**Given instruction:**
Return each line of the records with nothing changed, pictures excepted.
──────── Materials provided ────────
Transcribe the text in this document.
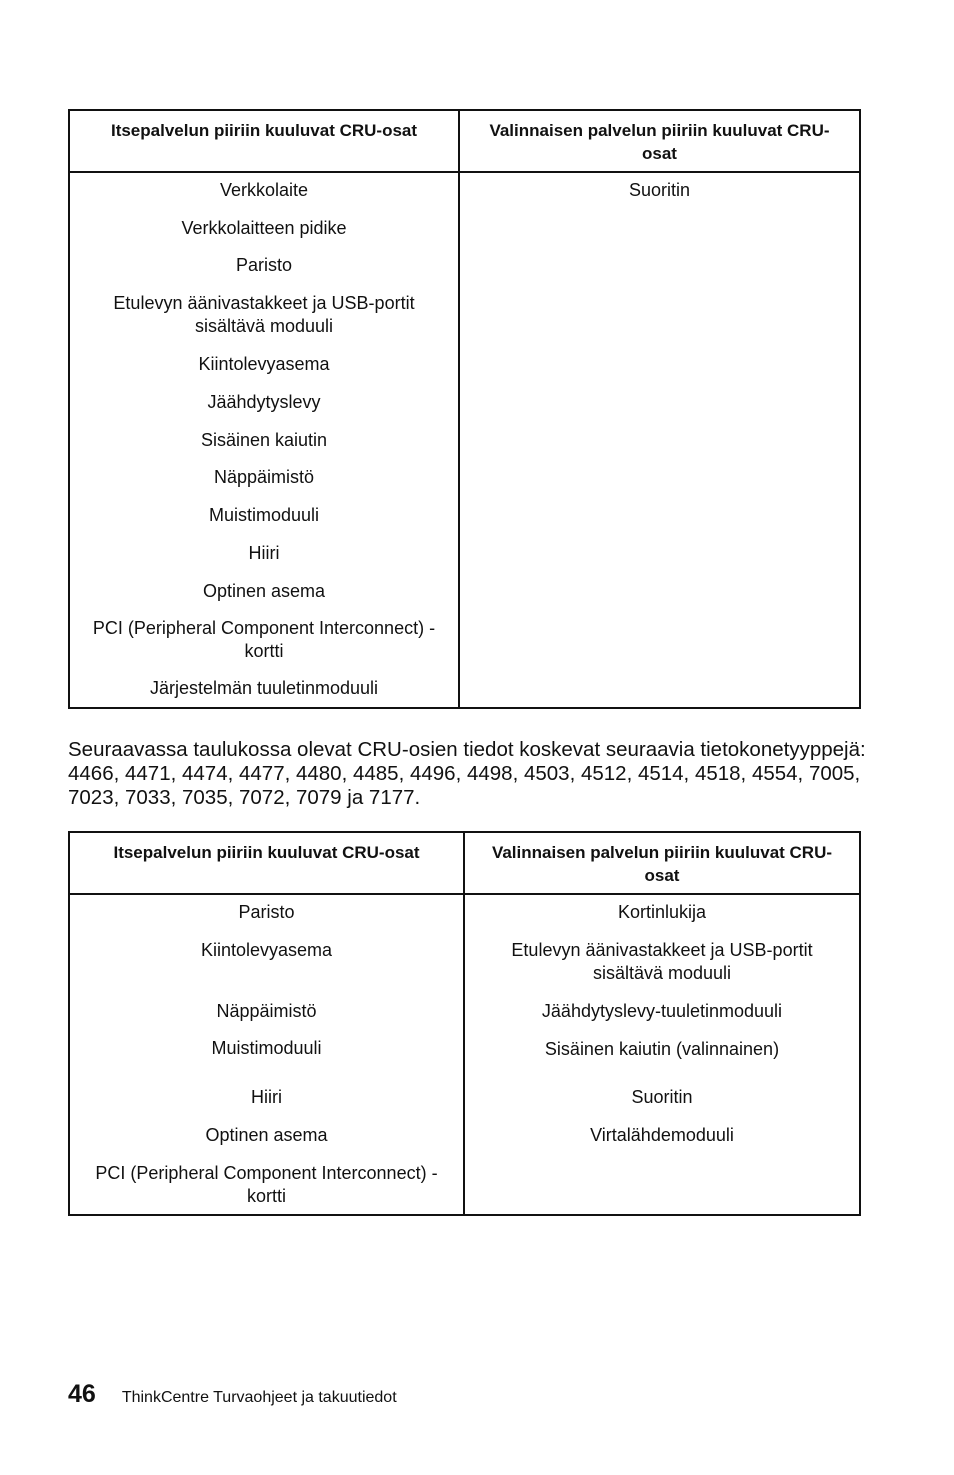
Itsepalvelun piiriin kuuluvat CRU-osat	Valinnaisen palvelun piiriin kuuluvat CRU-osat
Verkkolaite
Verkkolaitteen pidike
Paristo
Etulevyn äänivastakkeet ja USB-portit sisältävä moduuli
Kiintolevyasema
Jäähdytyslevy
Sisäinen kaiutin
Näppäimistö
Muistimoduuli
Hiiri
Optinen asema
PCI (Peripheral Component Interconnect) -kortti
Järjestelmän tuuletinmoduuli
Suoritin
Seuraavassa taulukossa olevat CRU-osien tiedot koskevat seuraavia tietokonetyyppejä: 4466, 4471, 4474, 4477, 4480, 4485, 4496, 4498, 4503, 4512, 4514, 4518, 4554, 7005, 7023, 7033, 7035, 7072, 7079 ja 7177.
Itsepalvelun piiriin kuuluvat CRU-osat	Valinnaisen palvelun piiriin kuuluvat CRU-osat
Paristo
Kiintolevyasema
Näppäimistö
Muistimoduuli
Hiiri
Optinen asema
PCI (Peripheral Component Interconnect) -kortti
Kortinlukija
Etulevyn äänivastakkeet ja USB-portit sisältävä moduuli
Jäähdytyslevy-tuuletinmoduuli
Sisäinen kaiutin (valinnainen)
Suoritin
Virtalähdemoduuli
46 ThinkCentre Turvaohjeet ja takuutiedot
────────
**Result:**
Transcribe the text in this document.
Itsepalvelun piiriin kuuluvat CRU-osat	Valinnaisen palvelun piiriin kuuluvat CRU-osat
Verkkolaite
Verkkolaitteen pidike
Paristo
Etulevyn äänivastakkeet ja USB-portit sisältävä moduuli
Kiintolevyasema
Jäähdytyslevy
Sisäinen kaiutin
Näppäimistö
Muistimoduuli
Hiiri
Optinen asema
PCI (Peripheral Component Interconnect) -kortti
Järjestelmän tuuletinmoduuli
Suoritin
Seuraavassa taulukossa olevat CRU-osien tiedot koskevat seuraavia tietokonetyyppejä: 4466, 4471, 4474, 4477, 4480, 4485, 4496, 4498, 4503, 4512, 4514, 4518, 4554, 7005, 7023, 7033, 7035, 7072, 7079 ja 7177.
Itsepalvelun piiriin kuuluvat CRU-osat	Valinnaisen palvelun piiriin kuuluvat CRU-osat
Paristo
Kiintolevyasema
Näppäimistö
Muistimoduuli
Hiiri
Optinen asema
PCI (Peripheral Component Interconnect) -kortti
Kortinlukija
Etulevyn äänivastakkeet ja USB-portit sisältävä moduuli
Jäähdytyslevy-tuuletinmoduuli
Sisäinen kaiutin (valinnainen)
Suoritin
Virtalähdemoduuli
46 ThinkCentre Turvaohjeet ja takuutiedot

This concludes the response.